Items:
• • •

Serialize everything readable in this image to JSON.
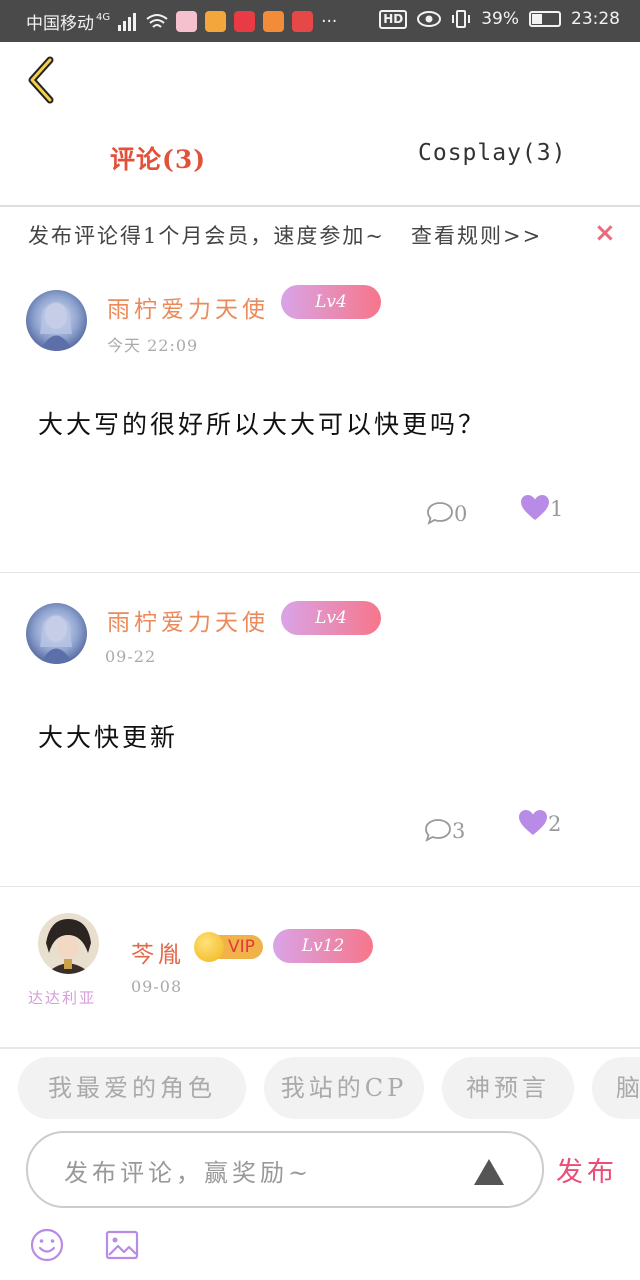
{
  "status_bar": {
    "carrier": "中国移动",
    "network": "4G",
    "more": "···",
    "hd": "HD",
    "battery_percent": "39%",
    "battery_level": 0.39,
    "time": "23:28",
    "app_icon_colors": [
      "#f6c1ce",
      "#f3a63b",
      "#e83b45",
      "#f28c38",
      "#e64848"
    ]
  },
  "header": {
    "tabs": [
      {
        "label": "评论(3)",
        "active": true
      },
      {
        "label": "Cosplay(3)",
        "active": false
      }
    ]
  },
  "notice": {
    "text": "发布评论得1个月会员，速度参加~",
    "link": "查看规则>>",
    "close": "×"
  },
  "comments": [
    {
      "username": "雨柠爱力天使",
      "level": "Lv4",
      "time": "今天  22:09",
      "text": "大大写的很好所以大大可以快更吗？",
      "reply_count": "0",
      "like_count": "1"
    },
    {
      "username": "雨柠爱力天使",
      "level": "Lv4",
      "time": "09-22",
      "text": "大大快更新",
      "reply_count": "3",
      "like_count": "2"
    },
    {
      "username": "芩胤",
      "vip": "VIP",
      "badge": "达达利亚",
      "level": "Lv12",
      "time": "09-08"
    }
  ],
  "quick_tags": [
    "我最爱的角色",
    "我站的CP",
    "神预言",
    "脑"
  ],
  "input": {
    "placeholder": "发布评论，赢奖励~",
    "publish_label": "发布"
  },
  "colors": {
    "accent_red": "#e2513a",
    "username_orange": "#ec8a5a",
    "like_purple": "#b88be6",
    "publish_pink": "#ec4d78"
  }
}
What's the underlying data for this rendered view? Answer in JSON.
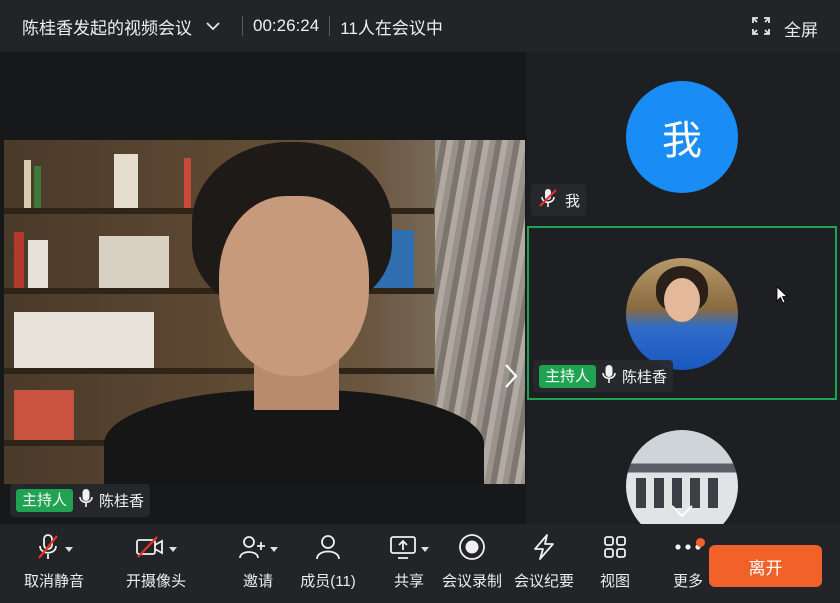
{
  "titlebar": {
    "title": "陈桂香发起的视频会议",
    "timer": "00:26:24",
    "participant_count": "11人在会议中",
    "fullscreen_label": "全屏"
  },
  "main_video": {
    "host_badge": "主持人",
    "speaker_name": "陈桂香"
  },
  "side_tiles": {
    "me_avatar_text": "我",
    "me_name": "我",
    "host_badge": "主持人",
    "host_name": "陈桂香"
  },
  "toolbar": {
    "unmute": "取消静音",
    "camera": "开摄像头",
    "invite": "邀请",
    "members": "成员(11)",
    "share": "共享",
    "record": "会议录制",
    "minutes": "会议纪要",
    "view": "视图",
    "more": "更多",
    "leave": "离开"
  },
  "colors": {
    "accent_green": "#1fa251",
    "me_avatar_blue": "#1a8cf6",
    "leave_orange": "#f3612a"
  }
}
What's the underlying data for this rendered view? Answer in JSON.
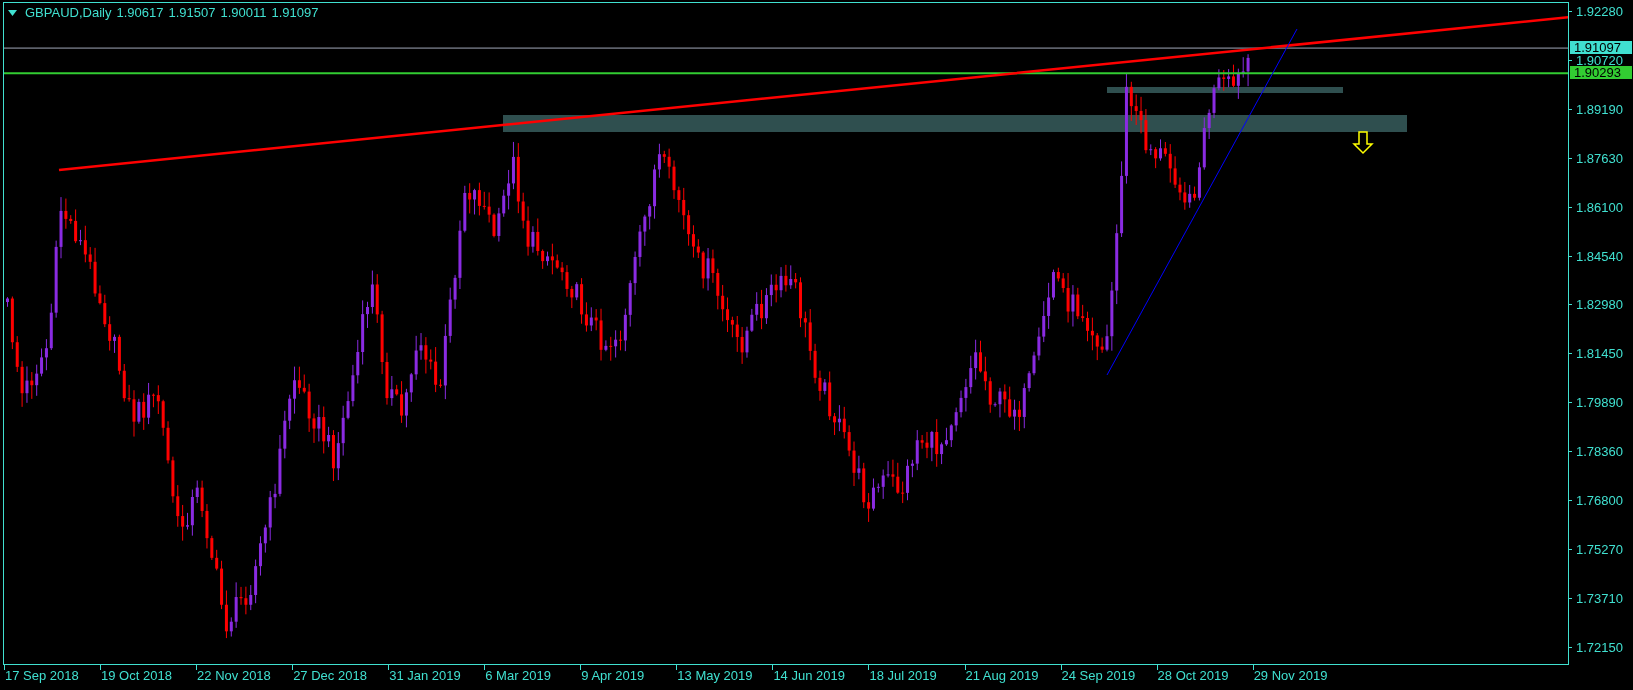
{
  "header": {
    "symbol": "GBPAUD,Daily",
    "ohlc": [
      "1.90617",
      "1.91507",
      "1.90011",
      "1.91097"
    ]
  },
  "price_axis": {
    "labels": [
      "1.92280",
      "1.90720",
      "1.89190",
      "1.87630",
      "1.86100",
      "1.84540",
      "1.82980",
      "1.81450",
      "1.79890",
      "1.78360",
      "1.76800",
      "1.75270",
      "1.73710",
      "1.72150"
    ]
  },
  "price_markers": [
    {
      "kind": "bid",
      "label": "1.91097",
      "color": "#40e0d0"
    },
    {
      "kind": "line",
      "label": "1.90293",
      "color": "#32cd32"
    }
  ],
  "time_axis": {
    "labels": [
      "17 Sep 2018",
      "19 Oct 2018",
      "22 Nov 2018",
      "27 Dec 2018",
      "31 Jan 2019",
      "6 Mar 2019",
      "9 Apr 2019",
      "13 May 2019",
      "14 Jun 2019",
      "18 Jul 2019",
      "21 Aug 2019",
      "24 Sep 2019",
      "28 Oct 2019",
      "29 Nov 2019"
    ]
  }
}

• • •

Task to carry out: Without the pictures, repeat all the records word for word.

Answer:
Serialize everything readable in this image to JSON.
{
  "status_bar": {
    "carrier": "中国移动",
    "network": "4G",
    "more": "···",
    "hd": "HD",
    "battery_percent": "39%",
    "battery_level": 0.39,
    "time": "23:28",
    "app_icon_colors": [
      "#f6c1ce",
      "#f3a63b",
      "#e83b45",
      "#f28c38",
      "#e64848"
    ]
  },
  "header": {
    "tabs": [
      {
        "label": "评论(3)",
        "active": true
      },
      {
        "label": "Cosplay(3)",
        "active": false
      }
    ]
  },
  "notice": {
    "text": "发布评论得1个月会员，速度参加~",
    "link": "查看规则>>",
    "close": "×"
  },
  "comments": [
    {
      "username": "雨柠爱力天使",
      "level": "Lv4",
      "time": "今天  22:09",
      "text": "大大写的很好所以大大可以快更吗？",
      "reply_count": "0",
      "like_count": "1"
    },
    {
      "username": "雨柠爱力天使",
      "level": "Lv4",
      "time": "09-22",
      "text": "大大快更新",
      "reply_count": "3",
      "like_count": "2"
    },
    {
      "username": "芩胤",
      "vip": "VIP",
      "badge": "达达利亚",
      "level": "Lv12",
      "time": "09-08"
    }
  ],
  "quick_tags": [
    "我最爱的角色",
    "我站的CP",
    "神预言",
    "脑"
  ],
  "input": {
    "placeholder": "发布评论，赢奖励~",
    "publish_label": "发布"
  },
  "colors": {
    "accent_red": "#e2513a",
    "username_orange": "#ec8a5a",
    "like_purple": "#b88be6",
    "publish_pink": "#ec4d78"
  }
}
What's the underlying data for this rendered view? Answer in JSON.
{
  "titlebar": {
    "title": "陈桂香发起的视频会议",
    "timer": "00:26:24",
    "participant_count": "11人在会议中",
    "fullscreen_label": "全屏"
  },
  "main_video": {
    "host_badge": "主持人",
    "speaker_name": "陈桂香"
  },
  "side_tiles": {
    "me_avatar_text": "我",
    "me_name": "我",
    "host_badge": "主持人",
    "host_name": "陈桂香"
  },
  "toolbar": {
    "unmute": "取消静音",
    "camera": "开摄像头",
    "invite": "邀请",
    "members": "成员(11)",
    "share": "共享",
    "record": "会议录制",
    "minutes": "会议纪要",
    "view": "视图",
    "more": "更多",
    "leave": "离开"
  },
  "colors": {
    "accent_green": "#1fa251",
    "me_avatar_blue": "#1a8cf6",
    "leave_orange": "#f3612a"
  }
}
What's the underlying data for this rendered view? Answer in JSON.
{
  "header": {
    "symbol": "GBPAUD,Daily",
    "ohlc": [
      "1.90617",
      "1.91507",
      "1.90011",
      "1.91097"
    ]
  },
  "price_axis": {
    "labels": [
      "1.92280",
      "1.90720",
      "1.89190",
      "1.87630",
      "1.86100",
      "1.84540",
      "1.82980",
      "1.81450",
      "1.79890",
      "1.78360",
      "1.76800",
      "1.75270",
      "1.73710",
      "1.72150"
    ]
  },
  "price_markers": [
    {
      "kind": "bid",
      "label": "1.91097",
      "color": "#40e0d0"
    },
    {
      "kind": "line",
      "label": "1.90293",
      "color": "#32cd32"
    }
  ],
  "time_axis": {
    "labels": [
      "17 Sep 2018",
      "19 Oct 2018",
      "22 Nov 2018",
      "27 Dec 2018",
      "31 Jan 2019",
      "6 Mar 2019",
      "9 Apr 2019",
      "13 May 2019",
      "14 Jun 2019",
      "18 Jul 2019",
      "21 Aug 2019",
      "24 Sep 2019",
      "28 Oct 2019",
      "29 Nov 2019"
    ]
  }
}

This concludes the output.